#### RECORD LIST
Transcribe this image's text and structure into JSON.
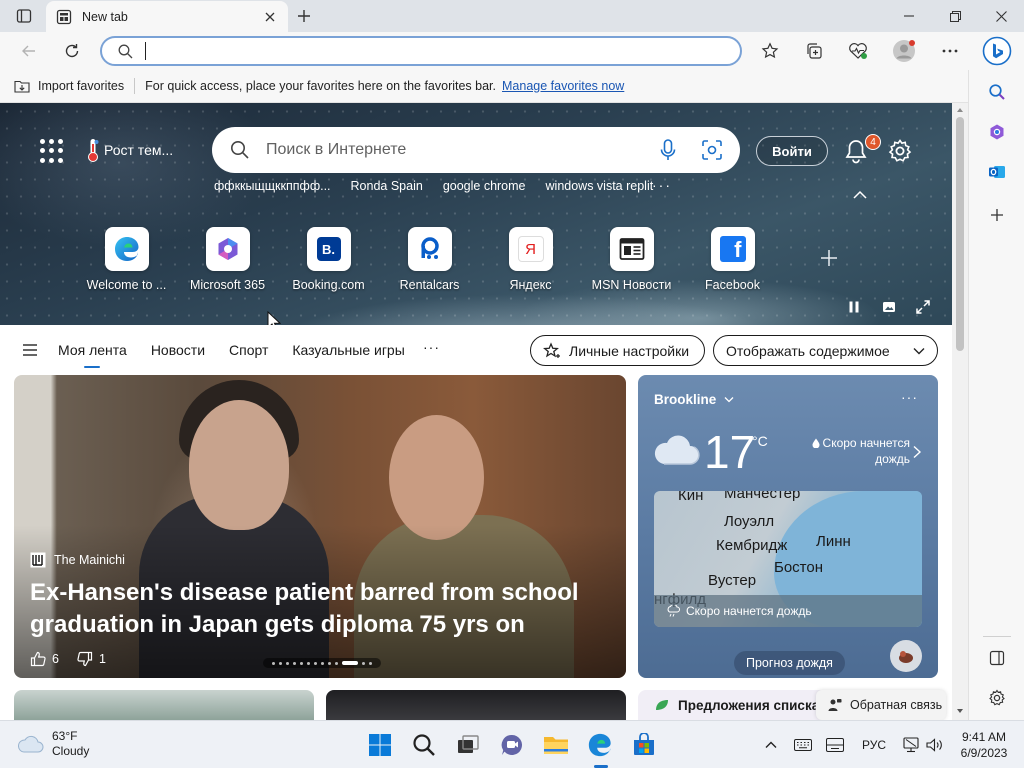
{
  "browser": {
    "tab_title": "New tab",
    "address_value": "",
    "favorites_bar": {
      "import_label": "Import favorites",
      "hint": "For quick access, place your favorites here on the favorites bar.",
      "manage_link": "Manage favorites now"
    }
  },
  "hero": {
    "weather_label": "Рост тем...",
    "search_placeholder": "Поиск в Интернете",
    "login_label": "Войти",
    "notification_count": "4",
    "trending": [
      "ффккыщщккппфф...",
      "Ronda Spain",
      "google chrome",
      "windows vista replit"
    ],
    "quick_links": [
      {
        "label": "Welcome to ...",
        "icon": "edge-icon"
      },
      {
        "label": "Microsoft 365",
        "icon": "m365-icon"
      },
      {
        "label": "Booking.com",
        "icon": "booking-icon",
        "glyph": "B."
      },
      {
        "label": "Rentalcars",
        "icon": "rentalcars-icon"
      },
      {
        "label": "Яндекс",
        "icon": "yandex-icon",
        "glyph": "Я"
      },
      {
        "label": "MSN Новости",
        "icon": "msn-news-icon"
      },
      {
        "label": "Facebook",
        "icon": "facebook-icon",
        "glyph": "f"
      }
    ]
  },
  "feed": {
    "tabs": [
      "Моя лента",
      "Новости",
      "Спорт",
      "Казуальные игры"
    ],
    "personalize_label": "Личные настройки",
    "display_label": "Отображать содержимое"
  },
  "news_card": {
    "source": "The Mainichi",
    "title": "Ex-Hansen's disease patient barred from school graduation in Japan gets diploma 75 yrs on",
    "likes": "6",
    "dislikes": "1"
  },
  "weather_card": {
    "location": "Brookline",
    "temperature": "17",
    "unit": "°C",
    "forecast": "Скоро начнется дождь",
    "map_labels": [
      "Кин",
      "Манчестер",
      "Лоуэлл",
      "Кембридж",
      "Линн",
      "Вустер",
      "Бостон",
      "нгфилд"
    ],
    "map_strip": "Скоро начнется дождь",
    "rain_button": "Прогноз дождя"
  },
  "bottom": {
    "suggestion_label": "Предложения списка стопки",
    "feedback_label": "Обратная связь"
  },
  "taskbar": {
    "temperature": "63°F",
    "condition": "Cloudy",
    "language": "РУС",
    "time": "9:41 AM",
    "date": "6/9/2023"
  },
  "colors": {
    "accent": "#1a6fc9",
    "badge": "#e0572b"
  }
}
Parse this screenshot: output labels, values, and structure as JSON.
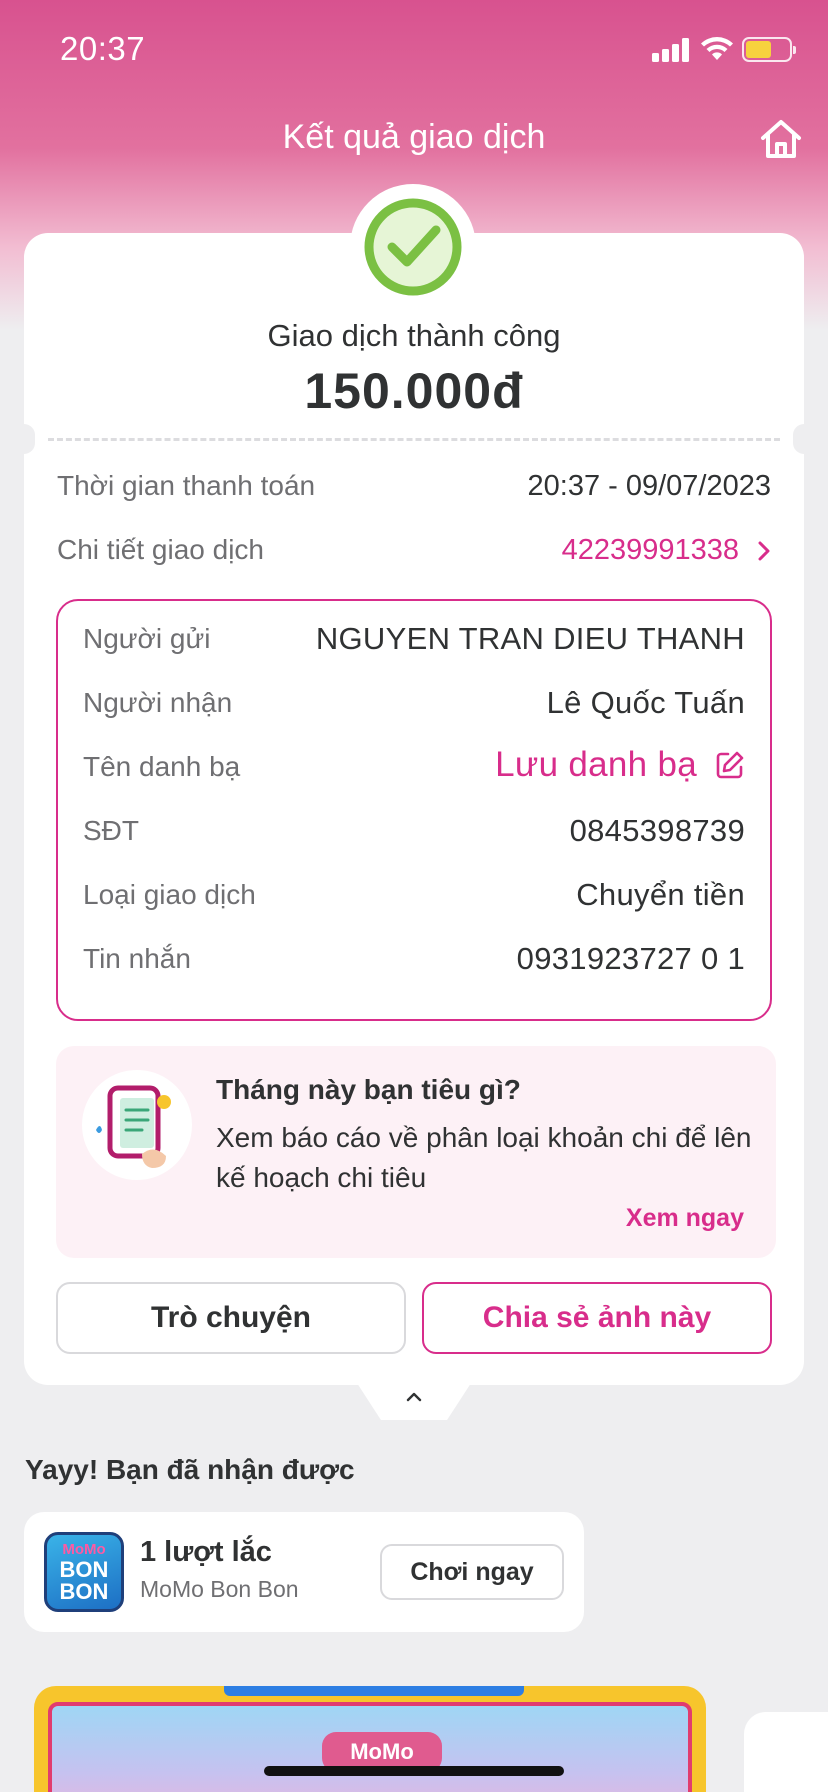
{
  "status_bar": {
    "time": "20:37"
  },
  "header": {
    "title": "Kết quả giao dịch"
  },
  "result": {
    "status_text": "Giao dịch thành công",
    "amount": "150.000đ"
  },
  "summary": {
    "time_label": "Thời gian thanh toán",
    "time_value": "20:37 - 09/07/2023",
    "detail_label": "Chi tiết giao dịch",
    "detail_value": "42239991338"
  },
  "details": {
    "sender_label": "Người gửi",
    "sender_value": "NGUYEN TRAN DIEU THANH",
    "receiver_label": "Người nhận",
    "receiver_value": "Lê Quốc Tuấn",
    "contact_label": "Tên danh bạ",
    "contact_value": "Lưu danh bạ",
    "phone_label": "SĐT",
    "phone_value": "0845398739",
    "type_label": "Loại giao dịch",
    "type_value": "Chuyển tiền",
    "message_label": "Tin nhắn",
    "message_value": "0931923727 0 1"
  },
  "promo": {
    "title": "Tháng này bạn tiêu gì?",
    "description": "Xem báo cáo về phân loại khoản chi để lên kế hoạch chi tiêu",
    "link": "Xem ngay"
  },
  "actions": {
    "chat_label": "Trò chuyện",
    "share_label": "Chia sẻ ảnh này"
  },
  "reward": {
    "heading": "Yayy! Bạn đã nhận được",
    "title": "1 lượt lắc",
    "subtitle": "MoMo Bon Bon",
    "button": "Chơi ngay",
    "logo_top": "MoMo",
    "logo_main": "BON BON"
  },
  "banner": {
    "logo_text": "MoMo"
  },
  "colors": {
    "brand": "#d82d8b",
    "success": "#7bc043",
    "text": "#303233",
    "muted": "#6f6f72"
  }
}
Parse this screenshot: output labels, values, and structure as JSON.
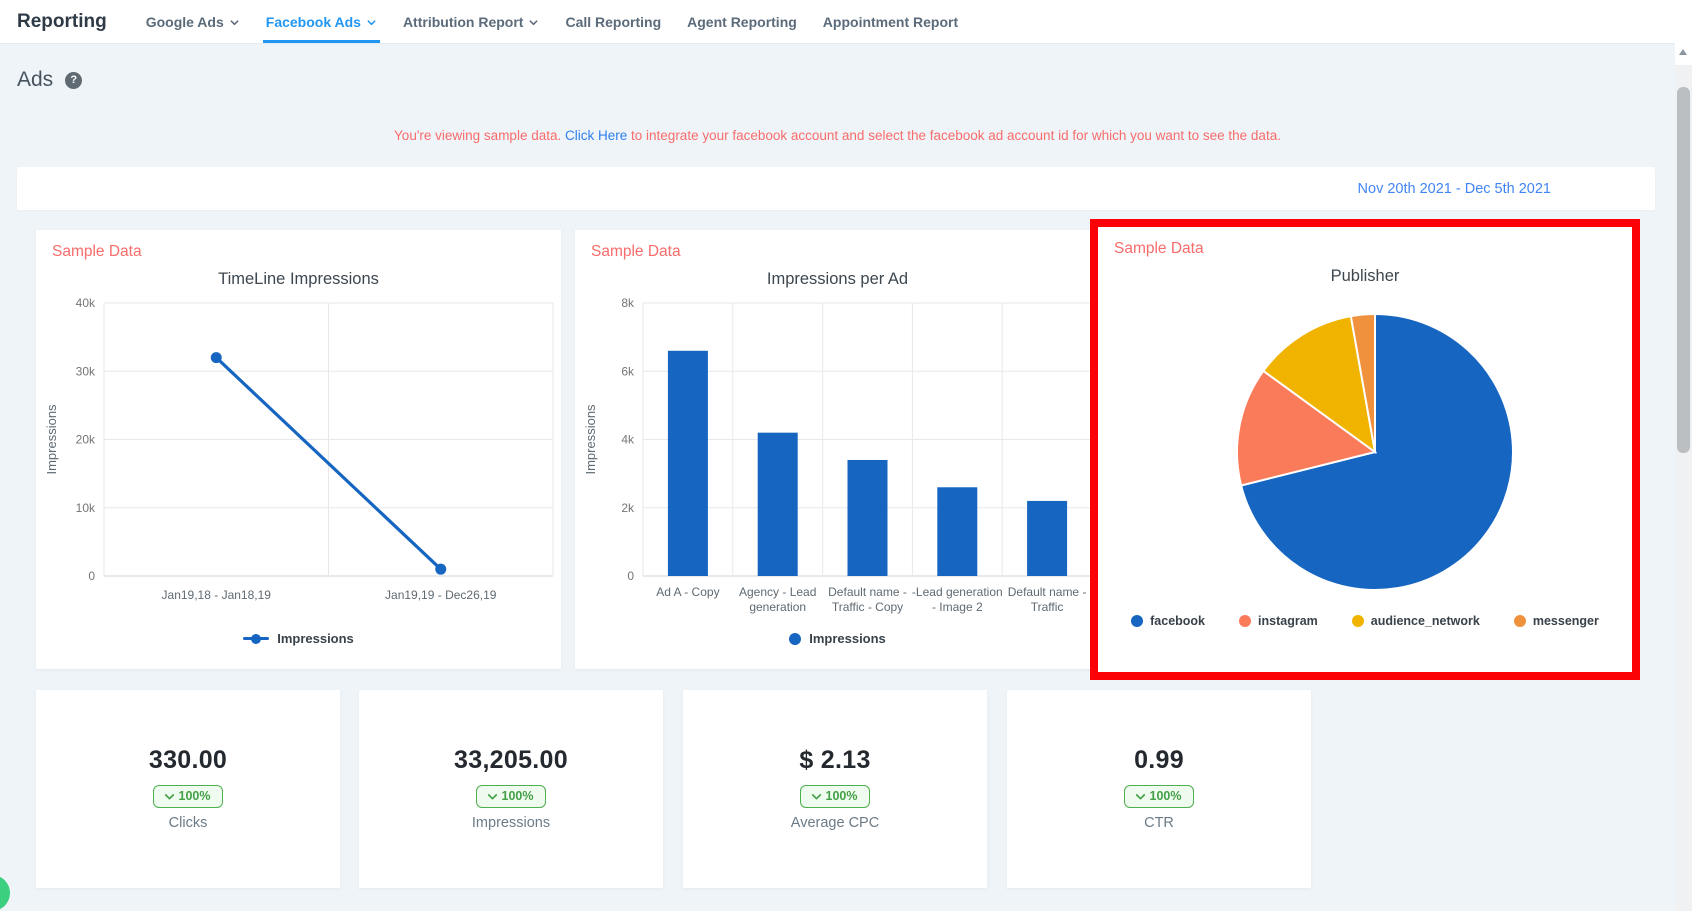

#### WORK REQUIRED
Go through the listing above and write it out again exactly, dropping the pictures.

#### SOLUTION FOR THIS EXERCISE
Transcribe this image's text and structure into JSON.
{
  "browser": {
    "tab_title": "New tab",
    "address_value": "",
    "favorites_bar": {
      "import_label": "Import favorites",
      "hint": "For quick access, place your favorites here on the favorites bar.",
      "manage_link": "Manage favorites now"
    }
  },
  "hero": {
    "weather_label": "Рост тем...",
    "search_placeholder": "Поиск в Интернете",
    "login_label": "Войти",
    "notification_count": "4",
    "trending": [
      "ффккыщщккппфф...",
      "Ronda Spain",
      "google chrome",
      "windows vista replit"
    ],
    "quick_links": [
      {
        "label": "Welcome to ...",
        "icon": "edge-icon"
      },
      {
        "label": "Microsoft 365",
        "icon": "m365-icon"
      },
      {
        "label": "Booking.com",
        "icon": "booking-icon",
        "glyph": "B."
      },
      {
        "label": "Rentalcars",
        "icon": "rentalcars-icon"
      },
      {
        "label": "Яндекс",
        "icon": "yandex-icon",
        "glyph": "Я"
      },
      {
        "label": "MSN Новости",
        "icon": "msn-news-icon"
      },
      {
        "label": "Facebook",
        "icon": "facebook-icon",
        "glyph": "f"
      }
    ]
  },
  "feed": {
    "tabs": [
      "Моя лента",
      "Новости",
      "Спорт",
      "Казуальные игры"
    ],
    "personalize_label": "Личные настройки",
    "display_label": "Отображать содержимое"
  },
  "news_card": {
    "source": "The Mainichi",
    "title": "Ex-Hansen's disease patient barred from school graduation in Japan gets diploma 75 yrs on",
    "likes": "6",
    "dislikes": "1"
  },
  "weather_card": {
    "location": "Brookline",
    "temperature": "17",
    "unit": "°C",
    "forecast": "Скоро начнется дождь",
    "map_labels": [
      "Кин",
      "Манчестер",
      "Лоуэлл",
      "Кембридж",
      "Линн",
      "Вустер",
      "Бостон",
      "нгфилд"
    ],
    "map_strip": "Скоро начнется дождь",
    "rain_button": "Прогноз дождя"
  },
  "bottom": {
    "suggestion_label": "Предложения списка стопки",
    "feedback_label": "Обратная связь"
  },
  "taskbar": {
    "temperature": "63°F",
    "condition": "Cloudy",
    "language": "РУС",
    "time": "9:41 AM",
    "date": "6/9/2023"
  },
  "colors": {
    "accent": "#1a6fc9",
    "badge": "#e0572b"
  }
}
Parse this screenshot: output labels, values, and structure as JSON.
{
  "status_bar": {
    "time": "20:37"
  },
  "header": {
    "title": "Kết quả giao dịch"
  },
  "result": {
    "status_text": "Giao dịch thành công",
    "amount": "150.000đ"
  },
  "summary": {
    "time_label": "Thời gian thanh toán",
    "time_value": "20:37 - 09/07/2023",
    "detail_label": "Chi tiết giao dịch",
    "detail_value": "42239991338"
  },
  "details": {
    "sender_label": "Người gửi",
    "sender_value": "NGUYEN TRAN DIEU THANH",
    "receiver_label": "Người nhận",
    "receiver_value": "Lê Quốc Tuấn",
    "contact_label": "Tên danh bạ",
    "contact_value": "Lưu danh bạ",
    "phone_label": "SĐT",
    "phone_value": "0845398739",
    "type_label": "Loại giao dịch",
    "type_value": "Chuyển tiền",
    "message_label": "Tin nhắn",
    "message_value": "0931923727 0 1"
  },
  "promo": {
    "title": "Tháng này bạn tiêu gì?",
    "description": "Xem báo cáo về phân loại khoản chi để lên kế hoạch chi tiêu",
    "link": "Xem ngay"
  },
  "actions": {
    "chat_label": "Trò chuyện",
    "share_label": "Chia sẻ ảnh này"
  },
  "reward": {
    "heading": "Yayy! Bạn đã nhận được",
    "title": "1 lượt lắc",
    "subtitle": "MoMo Bon Bon",
    "button": "Chơi ngay",
    "logo_top": "MoMo",
    "logo_main": "BON BON"
  },
  "banner": {
    "logo_text": "MoMo"
  },
  "colors": {
    "brand": "#d82d8b",
    "success": "#7bc043",
    "text": "#303233",
    "muted": "#6f6f72"
  }
}
Parse this screenshot: output labels, values, and structure as JSON.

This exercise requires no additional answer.